AIM
Transcribe the listing in full, excluding any pictures.

[Dataset entries on figures]
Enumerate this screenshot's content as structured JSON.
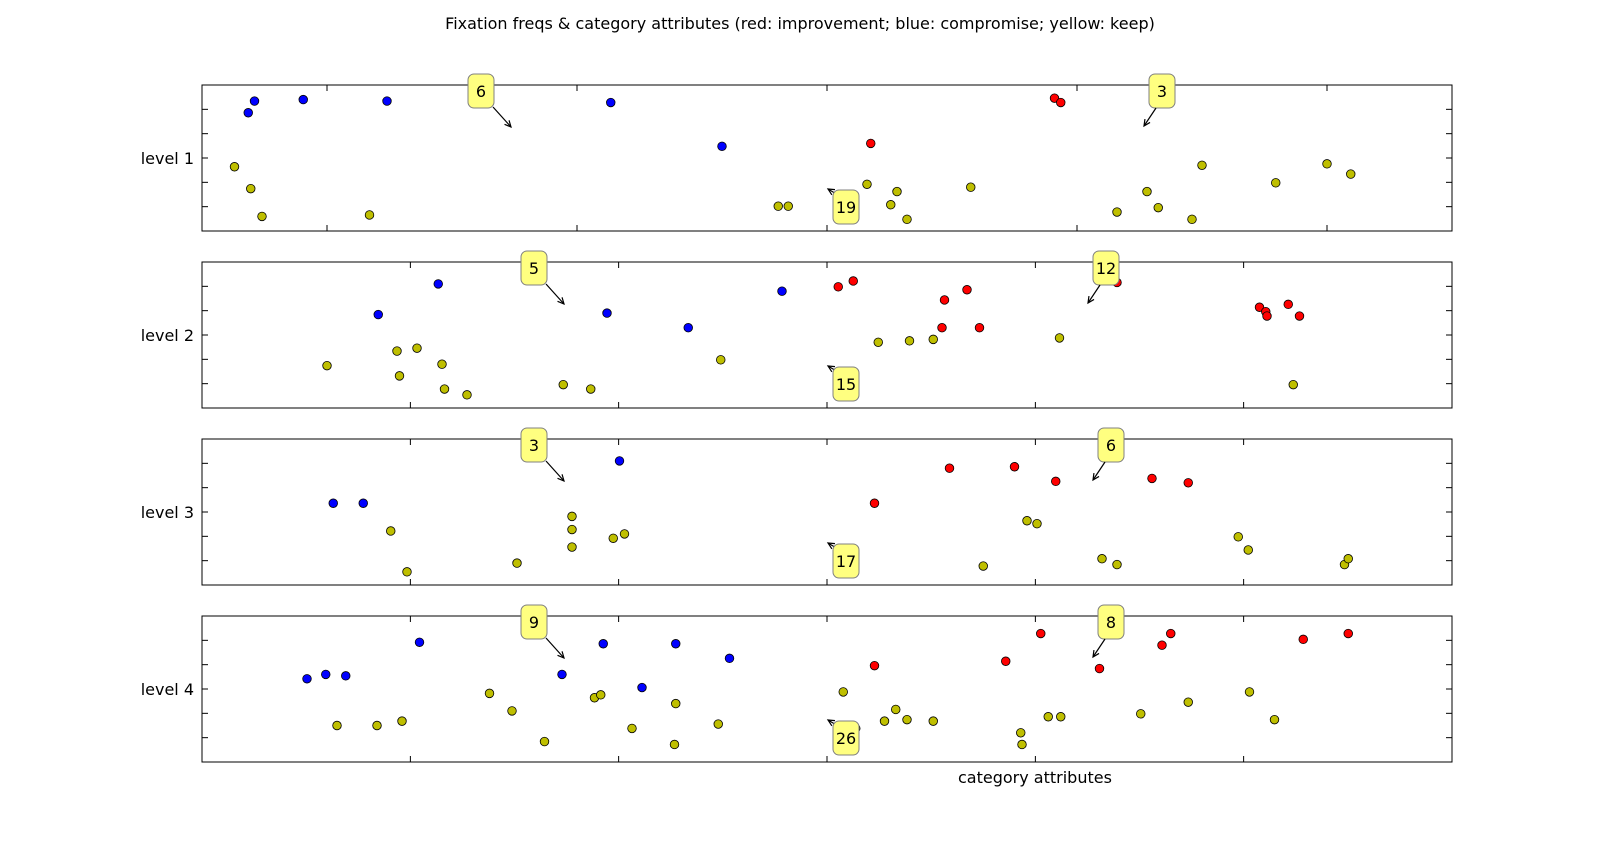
{
  "chart_data": {
    "type": "scatter",
    "title": "Fixation freqs & category attributes (red: improvement; blue: compromise; yellow: keep)",
    "xlabel": "category attributes",
    "legend": "none",
    "grid": false,
    "colors": {
      "improvement": "#ff0000",
      "compromise": "#0000ff",
      "keep": "#bfbf00"
    },
    "panels": [
      {
        "ylabel": "level 1",
        "counts": {
          "compromise": "6",
          "improvement": "3",
          "keep": "19"
        },
        "points": {
          "compromise": [
            [
              0.037,
              0.81
            ],
            [
              0.042,
              0.89
            ],
            [
              0.081,
              0.9
            ],
            [
              0.148,
              0.89
            ],
            [
              0.327,
              0.88
            ],
            [
              0.416,
              0.58
            ]
          ],
          "improvement": [
            [
              0.682,
              0.91
            ],
            [
              0.687,
              0.88
            ],
            [
              0.535,
              0.6
            ]
          ],
          "keep": [
            [
              0.026,
              0.44
            ],
            [
              0.039,
              0.29
            ],
            [
              0.048,
              0.1
            ],
            [
              0.134,
              0.11
            ],
            [
              0.461,
              0.17
            ],
            [
              0.469,
              0.17
            ],
            [
              0.532,
              0.32
            ],
            [
              0.551,
              0.18
            ],
            [
              0.556,
              0.27
            ],
            [
              0.564,
              0.08
            ],
            [
              0.615,
              0.3
            ],
            [
              0.732,
              0.13
            ],
            [
              0.756,
              0.27
            ],
            [
              0.765,
              0.16
            ],
            [
              0.792,
              0.08
            ],
            [
              0.8,
              0.45
            ],
            [
              0.859,
              0.33
            ],
            [
              0.9,
              0.46
            ],
            [
              0.919,
              0.39
            ]
          ]
        }
      },
      {
        "ylabel": "level 2",
        "counts": {
          "compromise": "5",
          "improvement": "12",
          "keep": "15"
        },
        "points": {
          "compromise": [
            [
              0.141,
              0.64
            ],
            [
              0.189,
              0.85
            ],
            [
              0.324,
              0.65
            ],
            [
              0.389,
              0.55
            ],
            [
              0.464,
              0.8
            ]
          ],
          "improvement": [
            [
              0.509,
              0.83
            ],
            [
              0.521,
              0.87
            ],
            [
              0.592,
              0.55
            ],
            [
              0.594,
              0.74
            ],
            [
              0.612,
              0.81
            ],
            [
              0.622,
              0.55
            ],
            [
              0.732,
              0.86
            ],
            [
              0.846,
              0.69
            ],
            [
              0.851,
              0.66
            ],
            [
              0.852,
              0.63
            ],
            [
              0.869,
              0.71
            ],
            [
              0.878,
              0.63
            ]
          ],
          "keep": [
            [
              0.1,
              0.29
            ],
            [
              0.156,
              0.39
            ],
            [
              0.158,
              0.22
            ],
            [
              0.172,
              0.41
            ],
            [
              0.192,
              0.3
            ],
            [
              0.194,
              0.13
            ],
            [
              0.212,
              0.09
            ],
            [
              0.289,
              0.16
            ],
            [
              0.311,
              0.13
            ],
            [
              0.415,
              0.33
            ],
            [
              0.541,
              0.45
            ],
            [
              0.566,
              0.46
            ],
            [
              0.585,
              0.47
            ],
            [
              0.686,
              0.48
            ],
            [
              0.873,
              0.16
            ]
          ]
        }
      },
      {
        "ylabel": "level 3",
        "counts": {
          "compromise": "3",
          "improvement": "6",
          "keep": "17"
        },
        "points": {
          "compromise": [
            [
              0.105,
              0.56
            ],
            [
              0.129,
              0.56
            ],
            [
              0.334,
              0.85
            ]
          ],
          "improvement": [
            [
              0.538,
              0.56
            ],
            [
              0.598,
              0.8
            ],
            [
              0.65,
              0.81
            ],
            [
              0.683,
              0.71
            ],
            [
              0.76,
              0.73
            ],
            [
              0.789,
              0.7
            ]
          ],
          "keep": [
            [
              0.151,
              0.37
            ],
            [
              0.164,
              0.09
            ],
            [
              0.252,
              0.15
            ],
            [
              0.296,
              0.47
            ],
            [
              0.296,
              0.38
            ],
            [
              0.296,
              0.26
            ],
            [
              0.329,
              0.32
            ],
            [
              0.338,
              0.35
            ],
            [
              0.625,
              0.13
            ],
            [
              0.66,
              0.44
            ],
            [
              0.668,
              0.42
            ],
            [
              0.72,
              0.18
            ],
            [
              0.732,
              0.14
            ],
            [
              0.829,
              0.33
            ],
            [
              0.837,
              0.24
            ],
            [
              0.914,
              0.14
            ],
            [
              0.917,
              0.18
            ]
          ]
        }
      },
      {
        "ylabel": "level 4",
        "counts": {
          "compromise": "9",
          "improvement": "8",
          "keep": "26"
        },
        "points": {
          "compromise": [
            [
              0.084,
              0.57
            ],
            [
              0.099,
              0.6
            ],
            [
              0.115,
              0.59
            ],
            [
              0.174,
              0.82
            ],
            [
              0.288,
              0.6
            ],
            [
              0.321,
              0.81
            ],
            [
              0.352,
              0.51
            ],
            [
              0.379,
              0.81
            ],
            [
              0.422,
              0.71
            ]
          ],
          "improvement": [
            [
              0.538,
              0.66
            ],
            [
              0.643,
              0.69
            ],
            [
              0.671,
              0.88
            ],
            [
              0.718,
              0.64
            ],
            [
              0.768,
              0.8
            ],
            [
              0.775,
              0.88
            ],
            [
              0.881,
              0.84
            ],
            [
              0.917,
              0.88
            ]
          ],
          "keep": [
            [
              0.108,
              0.25
            ],
            [
              0.14,
              0.25
            ],
            [
              0.16,
              0.28
            ],
            [
              0.23,
              0.47
            ],
            [
              0.248,
              0.35
            ],
            [
              0.274,
              0.14
            ],
            [
              0.314,
              0.44
            ],
            [
              0.319,
              0.46
            ],
            [
              0.344,
              0.23
            ],
            [
              0.378,
              0.12
            ],
            [
              0.379,
              0.4
            ],
            [
              0.413,
              0.26
            ],
            [
              0.513,
              0.48
            ],
            [
              0.523,
              0.23
            ],
            [
              0.546,
              0.28
            ],
            [
              0.555,
              0.36
            ],
            [
              0.564,
              0.29
            ],
            [
              0.585,
              0.28
            ],
            [
              0.655,
              0.2
            ],
            [
              0.656,
              0.12
            ],
            [
              0.677,
              0.31
            ],
            [
              0.687,
              0.31
            ],
            [
              0.751,
              0.33
            ],
            [
              0.789,
              0.41
            ],
            [
              0.838,
              0.48
            ],
            [
              0.858,
              0.29
            ]
          ]
        }
      }
    ]
  }
}
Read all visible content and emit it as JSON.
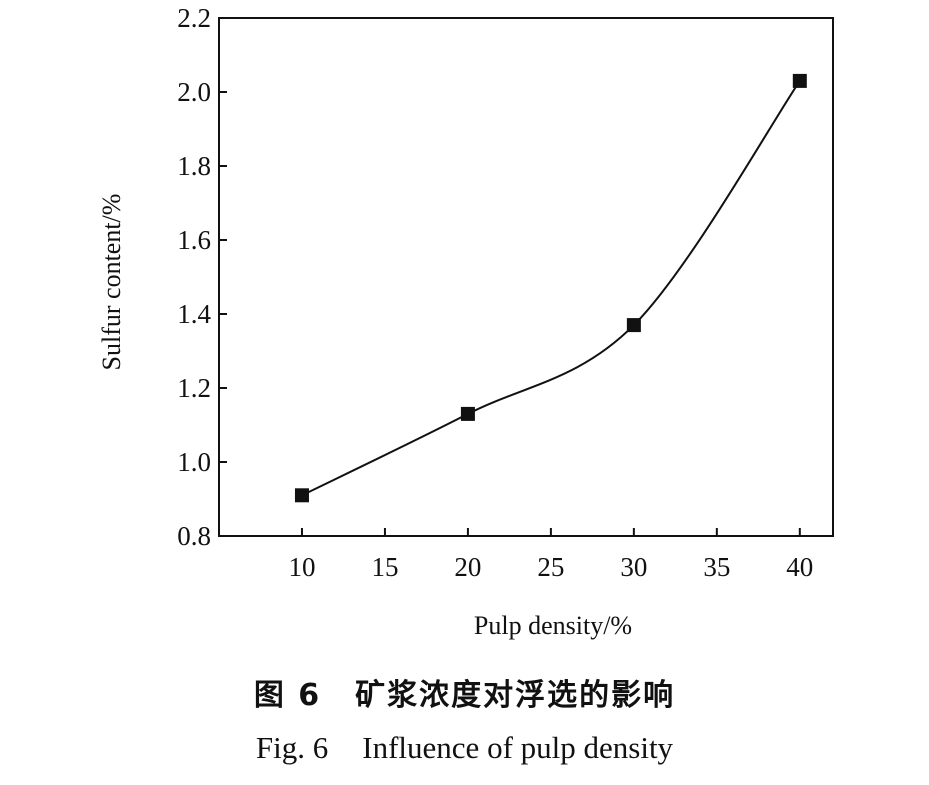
{
  "chart_data": {
    "type": "line",
    "xlabel": "Pulp density/%",
    "ylabel": "Sulfur content/%",
    "xlim": [
      5,
      42
    ],
    "ylim": [
      0.8,
      2.2
    ],
    "xticks": [
      "10",
      "15",
      "20",
      "25",
      "30",
      "35",
      "40"
    ],
    "yticks": [
      "0.8",
      "1.0",
      "1.2",
      "1.4",
      "1.6",
      "1.8",
      "2.0",
      "2.2"
    ],
    "grid": false,
    "series": [
      {
        "x": [
          10,
          20,
          30,
          40
        ],
        "values": [
          0.91,
          1.13,
          1.37,
          2.03
        ]
      }
    ]
  },
  "caption": {
    "cn_number": "图 6",
    "cn_text": "矿浆浓度对浮选的影响",
    "en_number": "Fig. 6",
    "en_text": "Influence of pulp density"
  },
  "colors": {
    "line": "#111111",
    "marker": "#111111",
    "background": "#ffffff"
  }
}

PROBLEM SOLUTION
Enumerate this screenshot's content as structured JSON.
{
  "chart_data": {
    "type": "scatter",
    "title": "Fixation freqs & category attributes (red: improvement; blue: compromise; yellow: keep)",
    "xlabel": "category attributes",
    "legend": "none",
    "grid": false,
    "colors": {
      "improvement": "#ff0000",
      "compromise": "#0000ff",
      "keep": "#bfbf00"
    },
    "panels": [
      {
        "ylabel": "level 1",
        "counts": {
          "compromise": "6",
          "improvement": "3",
          "keep": "19"
        },
        "points": {
          "compromise": [
            [
              0.037,
              0.81
            ],
            [
              0.042,
              0.89
            ],
            [
              0.081,
              0.9
            ],
            [
              0.148,
              0.89
            ],
            [
              0.327,
              0.88
            ],
            [
              0.416,
              0.58
            ]
          ],
          "improvement": [
            [
              0.682,
              0.91
            ],
            [
              0.687,
              0.88
            ],
            [
              0.535,
              0.6
            ]
          ],
          "keep": [
            [
              0.026,
              0.44
            ],
            [
              0.039,
              0.29
            ],
            [
              0.048,
              0.1
            ],
            [
              0.134,
              0.11
            ],
            [
              0.461,
              0.17
            ],
            [
              0.469,
              0.17
            ],
            [
              0.532,
              0.32
            ],
            [
              0.551,
              0.18
            ],
            [
              0.556,
              0.27
            ],
            [
              0.564,
              0.08
            ],
            [
              0.615,
              0.3
            ],
            [
              0.732,
              0.13
            ],
            [
              0.756,
              0.27
            ],
            [
              0.765,
              0.16
            ],
            [
              0.792,
              0.08
            ],
            [
              0.8,
              0.45
            ],
            [
              0.859,
              0.33
            ],
            [
              0.9,
              0.46
            ],
            [
              0.919,
              0.39
            ]
          ]
        }
      },
      {
        "ylabel": "level 2",
        "counts": {
          "compromise": "5",
          "improvement": "12",
          "keep": "15"
        },
        "points": {
          "compromise": [
            [
              0.141,
              0.64
            ],
            [
              0.189,
              0.85
            ],
            [
              0.324,
              0.65
            ],
            [
              0.389,
              0.55
            ],
            [
              0.464,
              0.8
            ]
          ],
          "improvement": [
            [
              0.509,
              0.83
            ],
            [
              0.521,
              0.87
            ],
            [
              0.592,
              0.55
            ],
            [
              0.594,
              0.74
            ],
            [
              0.612,
              0.81
            ],
            [
              0.622,
              0.55
            ],
            [
              0.732,
              0.86
            ],
            [
              0.846,
              0.69
            ],
            [
              0.851,
              0.66
            ],
            [
              0.852,
              0.63
            ],
            [
              0.869,
              0.71
            ],
            [
              0.878,
              0.63
            ]
          ],
          "keep": [
            [
              0.1,
              0.29
            ],
            [
              0.156,
              0.39
            ],
            [
              0.158,
              0.22
            ],
            [
              0.172,
              0.41
            ],
            [
              0.192,
              0.3
            ],
            [
              0.194,
              0.13
            ],
            [
              0.212,
              0.09
            ],
            [
              0.289,
              0.16
            ],
            [
              0.311,
              0.13
            ],
            [
              0.415,
              0.33
            ],
            [
              0.541,
              0.45
            ],
            [
              0.566,
              0.46
            ],
            [
              0.585,
              0.47
            ],
            [
              0.686,
              0.48
            ],
            [
              0.873,
              0.16
            ]
          ]
        }
      },
      {
        "ylabel": "level 3",
        "counts": {
          "compromise": "3",
          "improvement": "6",
          "keep": "17"
        },
        "points": {
          "compromise": [
            [
              0.105,
              0.56
            ],
            [
              0.129,
              0.56
            ],
            [
              0.334,
              0.85
            ]
          ],
          "improvement": [
            [
              0.538,
              0.56
            ],
            [
              0.598,
              0.8
            ],
            [
              0.65,
              0.81
            ],
            [
              0.683,
              0.71
            ],
            [
              0.76,
              0.73
            ],
            [
              0.789,
              0.7
            ]
          ],
          "keep": [
            [
              0.151,
              0.37
            ],
            [
              0.164,
              0.09
            ],
            [
              0.252,
              0.15
            ],
            [
              0.296,
              0.47
            ],
            [
              0.296,
              0.38
            ],
            [
              0.296,
              0.26
            ],
            [
              0.329,
              0.32
            ],
            [
              0.338,
              0.35
            ],
            [
              0.625,
              0.13
            ],
            [
              0.66,
              0.44
            ],
            [
              0.668,
              0.42
            ],
            [
              0.72,
              0.18
            ],
            [
              0.732,
              0.14
            ],
            [
              0.829,
              0.33
            ],
            [
              0.837,
              0.24
            ],
            [
              0.914,
              0.14
            ],
            [
              0.917,
              0.18
            ]
          ]
        }
      },
      {
        "ylabel": "level 4",
        "counts": {
          "compromise": "9",
          "improvement": "8",
          "keep": "26"
        },
        "points": {
          "compromise": [
            [
              0.084,
              0.57
            ],
            [
              0.099,
              0.6
            ],
            [
              0.115,
              0.59
            ],
            [
              0.174,
              0.82
            ],
            [
              0.288,
              0.6
            ],
            [
              0.321,
              0.81
            ],
            [
              0.352,
              0.51
            ],
            [
              0.379,
              0.81
            ],
            [
              0.422,
              0.71
            ]
          ],
          "improvement": [
            [
              0.538,
              0.66
            ],
            [
              0.643,
              0.69
            ],
            [
              0.671,
              0.88
            ],
            [
              0.718,
              0.64
            ],
            [
              0.768,
              0.8
            ],
            [
              0.775,
              0.88
            ],
            [
              0.881,
              0.84
            ],
            [
              0.917,
              0.88
            ]
          ],
          "keep": [
            [
              0.108,
              0.25
            ],
            [
              0.14,
              0.25
            ],
            [
              0.16,
              0.28
            ],
            [
              0.23,
              0.47
            ],
            [
              0.248,
              0.35
            ],
            [
              0.274,
              0.14
            ],
            [
              0.314,
              0.44
            ],
            [
              0.319,
              0.46
            ],
            [
              0.344,
              0.23
            ],
            [
              0.378,
              0.12
            ],
            [
              0.379,
              0.4
            ],
            [
              0.413,
              0.26
            ],
            [
              0.513,
              0.48
            ],
            [
              0.523,
              0.23
            ],
            [
              0.546,
              0.28
            ],
            [
              0.555,
              0.36
            ],
            [
              0.564,
              0.29
            ],
            [
              0.585,
              0.28
            ],
            [
              0.655,
              0.2
            ],
            [
              0.656,
              0.12
            ],
            [
              0.677,
              0.31
            ],
            [
              0.687,
              0.31
            ],
            [
              0.751,
              0.33
            ],
            [
              0.789,
              0.41
            ],
            [
              0.838,
              0.48
            ],
            [
              0.858,
              0.29
            ]
          ]
        }
      }
    ]
  }
}
Read all visible content and emit it as JSON.
{
  "chart_data": {
    "type": "line",
    "xlabel": "Pulp density/%",
    "ylabel": "Sulfur content/%",
    "xlim": [
      5,
      42
    ],
    "ylim": [
      0.8,
      2.2
    ],
    "xticks": [
      "10",
      "15",
      "20",
      "25",
      "30",
      "35",
      "40"
    ],
    "yticks": [
      "0.8",
      "1.0",
      "1.2",
      "1.4",
      "1.6",
      "1.8",
      "2.0",
      "2.2"
    ],
    "grid": false,
    "series": [
      {
        "x": [
          10,
          20,
          30,
          40
        ],
        "values": [
          0.91,
          1.13,
          1.37,
          2.03
        ]
      }
    ]
  },
  "caption": {
    "cn_number": "图 6",
    "cn_text": "矿浆浓度对浮选的影响",
    "en_number": "Fig. 6",
    "en_text": "Influence of pulp density"
  },
  "colors": {
    "line": "#111111",
    "marker": "#111111",
    "background": "#ffffff"
  }
}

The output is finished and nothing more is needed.